__WHAT IS REQUIRED__. Collect all the lines that mention the word "结合现场踏勘和投标预备会的结果".

## start RECORD SET

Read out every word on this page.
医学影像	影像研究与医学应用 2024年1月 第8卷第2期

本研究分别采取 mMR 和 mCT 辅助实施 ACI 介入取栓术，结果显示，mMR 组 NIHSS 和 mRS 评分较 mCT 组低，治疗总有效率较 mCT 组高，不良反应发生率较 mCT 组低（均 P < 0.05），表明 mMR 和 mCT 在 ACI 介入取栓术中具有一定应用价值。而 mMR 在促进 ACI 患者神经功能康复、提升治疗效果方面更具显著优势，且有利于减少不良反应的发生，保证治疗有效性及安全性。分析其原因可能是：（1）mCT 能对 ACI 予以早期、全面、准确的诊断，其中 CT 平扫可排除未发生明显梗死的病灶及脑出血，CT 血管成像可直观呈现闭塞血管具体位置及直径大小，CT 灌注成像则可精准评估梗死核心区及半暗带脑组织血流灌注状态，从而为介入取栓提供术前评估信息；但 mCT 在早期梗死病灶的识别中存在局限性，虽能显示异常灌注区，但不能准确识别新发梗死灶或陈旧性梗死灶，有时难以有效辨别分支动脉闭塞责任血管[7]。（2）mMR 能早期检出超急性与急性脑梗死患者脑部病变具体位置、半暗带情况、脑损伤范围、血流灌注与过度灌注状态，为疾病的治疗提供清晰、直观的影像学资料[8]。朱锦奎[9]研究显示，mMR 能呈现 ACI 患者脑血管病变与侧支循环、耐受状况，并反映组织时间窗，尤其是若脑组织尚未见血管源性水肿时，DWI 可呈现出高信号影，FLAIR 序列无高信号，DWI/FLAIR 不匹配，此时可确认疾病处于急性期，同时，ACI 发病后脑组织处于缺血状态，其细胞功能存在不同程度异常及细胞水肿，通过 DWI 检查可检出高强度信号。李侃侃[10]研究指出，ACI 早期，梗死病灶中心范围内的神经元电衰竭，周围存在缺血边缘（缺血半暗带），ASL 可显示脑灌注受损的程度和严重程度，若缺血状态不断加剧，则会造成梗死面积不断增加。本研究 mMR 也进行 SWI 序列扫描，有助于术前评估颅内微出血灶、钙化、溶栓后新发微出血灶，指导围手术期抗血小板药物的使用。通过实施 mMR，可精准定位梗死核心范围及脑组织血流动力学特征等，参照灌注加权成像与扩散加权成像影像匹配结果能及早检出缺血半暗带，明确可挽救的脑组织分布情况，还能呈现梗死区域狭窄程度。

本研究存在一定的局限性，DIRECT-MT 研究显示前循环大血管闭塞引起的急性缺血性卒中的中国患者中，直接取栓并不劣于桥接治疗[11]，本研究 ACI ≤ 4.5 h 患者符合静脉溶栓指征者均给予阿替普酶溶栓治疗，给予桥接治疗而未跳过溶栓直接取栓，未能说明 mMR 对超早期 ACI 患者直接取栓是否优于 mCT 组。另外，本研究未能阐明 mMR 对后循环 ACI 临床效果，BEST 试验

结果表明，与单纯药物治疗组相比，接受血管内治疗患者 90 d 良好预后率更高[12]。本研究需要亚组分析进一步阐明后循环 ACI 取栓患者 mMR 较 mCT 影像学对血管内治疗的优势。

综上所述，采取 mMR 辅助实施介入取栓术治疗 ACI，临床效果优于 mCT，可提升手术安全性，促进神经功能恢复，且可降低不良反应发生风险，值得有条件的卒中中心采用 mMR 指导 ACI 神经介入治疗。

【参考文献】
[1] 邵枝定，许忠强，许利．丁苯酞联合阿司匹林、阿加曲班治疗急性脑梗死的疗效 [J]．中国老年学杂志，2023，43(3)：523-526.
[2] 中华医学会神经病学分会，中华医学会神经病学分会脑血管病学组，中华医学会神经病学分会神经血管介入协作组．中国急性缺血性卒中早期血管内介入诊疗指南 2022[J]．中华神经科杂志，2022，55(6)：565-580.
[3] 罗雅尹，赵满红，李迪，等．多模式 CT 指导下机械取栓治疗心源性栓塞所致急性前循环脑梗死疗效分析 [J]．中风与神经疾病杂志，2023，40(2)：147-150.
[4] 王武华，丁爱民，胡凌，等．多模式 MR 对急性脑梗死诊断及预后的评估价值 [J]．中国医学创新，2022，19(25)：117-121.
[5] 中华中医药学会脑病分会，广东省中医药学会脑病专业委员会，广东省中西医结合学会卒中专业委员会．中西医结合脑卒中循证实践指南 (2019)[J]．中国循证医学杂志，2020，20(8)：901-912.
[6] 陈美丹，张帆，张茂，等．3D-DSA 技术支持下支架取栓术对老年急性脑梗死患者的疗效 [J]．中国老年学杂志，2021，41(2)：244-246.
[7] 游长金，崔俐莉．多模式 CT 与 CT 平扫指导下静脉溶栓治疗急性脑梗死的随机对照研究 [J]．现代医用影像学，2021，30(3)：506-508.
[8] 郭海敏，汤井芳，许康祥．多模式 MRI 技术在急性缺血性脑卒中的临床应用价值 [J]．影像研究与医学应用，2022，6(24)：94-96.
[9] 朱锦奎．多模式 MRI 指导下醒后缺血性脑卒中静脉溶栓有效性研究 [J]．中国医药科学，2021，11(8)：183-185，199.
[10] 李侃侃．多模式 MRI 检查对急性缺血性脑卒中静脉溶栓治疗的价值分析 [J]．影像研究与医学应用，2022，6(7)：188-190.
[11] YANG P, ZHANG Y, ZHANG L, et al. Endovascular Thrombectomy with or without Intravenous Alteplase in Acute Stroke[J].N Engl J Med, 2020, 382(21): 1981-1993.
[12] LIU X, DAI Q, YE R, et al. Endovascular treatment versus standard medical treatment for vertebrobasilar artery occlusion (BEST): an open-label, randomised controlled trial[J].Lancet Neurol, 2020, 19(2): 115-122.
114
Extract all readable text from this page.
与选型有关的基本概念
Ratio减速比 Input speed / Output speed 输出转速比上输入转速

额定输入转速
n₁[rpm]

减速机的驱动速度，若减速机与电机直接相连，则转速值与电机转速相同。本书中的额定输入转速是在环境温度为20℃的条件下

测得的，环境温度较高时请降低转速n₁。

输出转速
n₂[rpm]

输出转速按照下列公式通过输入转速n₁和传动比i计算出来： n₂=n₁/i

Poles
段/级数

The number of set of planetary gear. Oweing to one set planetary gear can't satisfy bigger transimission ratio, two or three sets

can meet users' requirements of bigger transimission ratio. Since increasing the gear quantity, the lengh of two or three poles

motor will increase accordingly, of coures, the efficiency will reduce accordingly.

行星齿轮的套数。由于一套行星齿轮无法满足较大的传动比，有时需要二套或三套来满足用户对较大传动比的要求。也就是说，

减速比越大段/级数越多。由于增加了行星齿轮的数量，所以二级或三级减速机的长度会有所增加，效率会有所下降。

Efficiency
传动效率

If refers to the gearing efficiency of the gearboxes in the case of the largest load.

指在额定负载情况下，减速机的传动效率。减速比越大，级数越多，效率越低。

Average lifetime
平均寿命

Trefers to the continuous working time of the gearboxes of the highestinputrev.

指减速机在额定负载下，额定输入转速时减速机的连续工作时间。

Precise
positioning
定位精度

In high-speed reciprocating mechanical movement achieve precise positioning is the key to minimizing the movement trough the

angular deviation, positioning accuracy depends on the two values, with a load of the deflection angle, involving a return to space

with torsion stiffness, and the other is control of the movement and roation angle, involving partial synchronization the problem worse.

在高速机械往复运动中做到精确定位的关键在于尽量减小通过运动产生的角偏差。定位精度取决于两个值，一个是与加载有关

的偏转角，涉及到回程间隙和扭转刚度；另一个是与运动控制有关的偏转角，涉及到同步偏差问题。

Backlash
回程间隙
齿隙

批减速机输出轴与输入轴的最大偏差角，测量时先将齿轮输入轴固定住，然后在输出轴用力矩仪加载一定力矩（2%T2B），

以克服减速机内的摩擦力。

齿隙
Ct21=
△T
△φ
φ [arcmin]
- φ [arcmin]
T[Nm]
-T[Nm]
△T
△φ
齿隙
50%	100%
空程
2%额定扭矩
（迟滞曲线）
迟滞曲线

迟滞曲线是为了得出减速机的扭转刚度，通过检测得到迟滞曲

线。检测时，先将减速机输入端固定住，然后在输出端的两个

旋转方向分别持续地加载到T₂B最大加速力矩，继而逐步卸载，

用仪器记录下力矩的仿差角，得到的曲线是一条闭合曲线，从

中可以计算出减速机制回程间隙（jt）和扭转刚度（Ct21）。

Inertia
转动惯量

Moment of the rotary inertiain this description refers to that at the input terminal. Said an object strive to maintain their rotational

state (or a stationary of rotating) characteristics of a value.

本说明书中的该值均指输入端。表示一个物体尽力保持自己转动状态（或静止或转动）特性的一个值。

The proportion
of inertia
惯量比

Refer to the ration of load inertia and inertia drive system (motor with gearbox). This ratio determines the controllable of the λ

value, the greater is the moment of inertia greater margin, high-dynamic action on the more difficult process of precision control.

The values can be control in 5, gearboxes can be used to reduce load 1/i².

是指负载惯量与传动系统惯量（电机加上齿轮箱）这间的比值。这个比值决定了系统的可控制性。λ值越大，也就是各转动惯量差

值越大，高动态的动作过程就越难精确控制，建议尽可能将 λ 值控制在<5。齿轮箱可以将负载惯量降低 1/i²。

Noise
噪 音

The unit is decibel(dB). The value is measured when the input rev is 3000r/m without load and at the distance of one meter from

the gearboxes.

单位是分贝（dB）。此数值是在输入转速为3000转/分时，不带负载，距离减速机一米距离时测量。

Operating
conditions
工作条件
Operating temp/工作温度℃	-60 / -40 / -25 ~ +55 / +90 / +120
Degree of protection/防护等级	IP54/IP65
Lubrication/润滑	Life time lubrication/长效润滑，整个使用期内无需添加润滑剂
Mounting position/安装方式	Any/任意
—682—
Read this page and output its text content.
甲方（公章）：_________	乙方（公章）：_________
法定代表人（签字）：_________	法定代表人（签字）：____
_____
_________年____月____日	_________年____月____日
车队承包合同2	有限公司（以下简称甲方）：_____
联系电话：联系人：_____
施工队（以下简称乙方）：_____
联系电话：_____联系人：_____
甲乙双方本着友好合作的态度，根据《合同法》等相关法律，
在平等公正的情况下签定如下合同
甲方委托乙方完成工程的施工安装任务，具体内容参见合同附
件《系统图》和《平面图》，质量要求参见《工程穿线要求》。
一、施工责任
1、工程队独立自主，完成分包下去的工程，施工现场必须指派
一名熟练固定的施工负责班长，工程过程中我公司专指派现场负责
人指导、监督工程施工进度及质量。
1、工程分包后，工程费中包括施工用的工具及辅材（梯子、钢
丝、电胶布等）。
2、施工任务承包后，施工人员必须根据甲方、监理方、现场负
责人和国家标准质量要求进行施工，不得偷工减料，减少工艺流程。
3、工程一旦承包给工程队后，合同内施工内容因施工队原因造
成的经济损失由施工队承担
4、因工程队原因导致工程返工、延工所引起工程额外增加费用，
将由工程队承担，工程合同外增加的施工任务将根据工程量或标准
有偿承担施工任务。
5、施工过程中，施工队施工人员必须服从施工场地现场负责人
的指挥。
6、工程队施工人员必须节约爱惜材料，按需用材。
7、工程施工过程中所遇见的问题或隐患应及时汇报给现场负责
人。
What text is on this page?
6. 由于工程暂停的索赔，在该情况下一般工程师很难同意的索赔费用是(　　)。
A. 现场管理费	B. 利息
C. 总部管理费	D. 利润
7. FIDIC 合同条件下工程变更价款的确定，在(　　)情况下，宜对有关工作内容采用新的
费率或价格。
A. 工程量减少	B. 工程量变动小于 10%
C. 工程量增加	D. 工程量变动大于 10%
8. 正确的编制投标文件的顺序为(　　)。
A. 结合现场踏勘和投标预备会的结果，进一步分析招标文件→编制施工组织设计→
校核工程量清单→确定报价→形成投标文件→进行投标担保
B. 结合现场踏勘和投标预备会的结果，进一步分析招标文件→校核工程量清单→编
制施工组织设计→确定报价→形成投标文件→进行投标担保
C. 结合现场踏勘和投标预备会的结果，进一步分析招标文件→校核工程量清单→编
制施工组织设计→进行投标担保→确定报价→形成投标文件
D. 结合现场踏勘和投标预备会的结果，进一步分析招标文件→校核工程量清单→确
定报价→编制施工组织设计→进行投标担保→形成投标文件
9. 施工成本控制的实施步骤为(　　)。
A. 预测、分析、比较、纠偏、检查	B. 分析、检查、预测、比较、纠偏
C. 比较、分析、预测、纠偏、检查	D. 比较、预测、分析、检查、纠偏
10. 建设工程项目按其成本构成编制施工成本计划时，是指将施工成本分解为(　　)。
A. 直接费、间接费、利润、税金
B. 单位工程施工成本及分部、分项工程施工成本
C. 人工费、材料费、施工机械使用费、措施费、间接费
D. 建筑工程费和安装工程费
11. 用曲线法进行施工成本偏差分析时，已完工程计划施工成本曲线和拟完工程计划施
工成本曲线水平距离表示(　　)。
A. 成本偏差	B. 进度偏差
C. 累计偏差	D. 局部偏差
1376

## end RECORD SET

__RESPONSE FOR THIS EXERCISE__.
A. 结合现场踏勘和投标预备会的结果，进一步分析招标文件→编制施工组织设计→
B. 结合现场踏勘和投标预备会的结果，进一步分析招标文件→校核工程量清单→编
C. 结合现场踏勘和投标预备会的结果，进一步分析招标文件→校核工程量清单→编
D. 结合现场踏勘和投标预备会的结果，进一步分析招标文件→校核工程量清单→确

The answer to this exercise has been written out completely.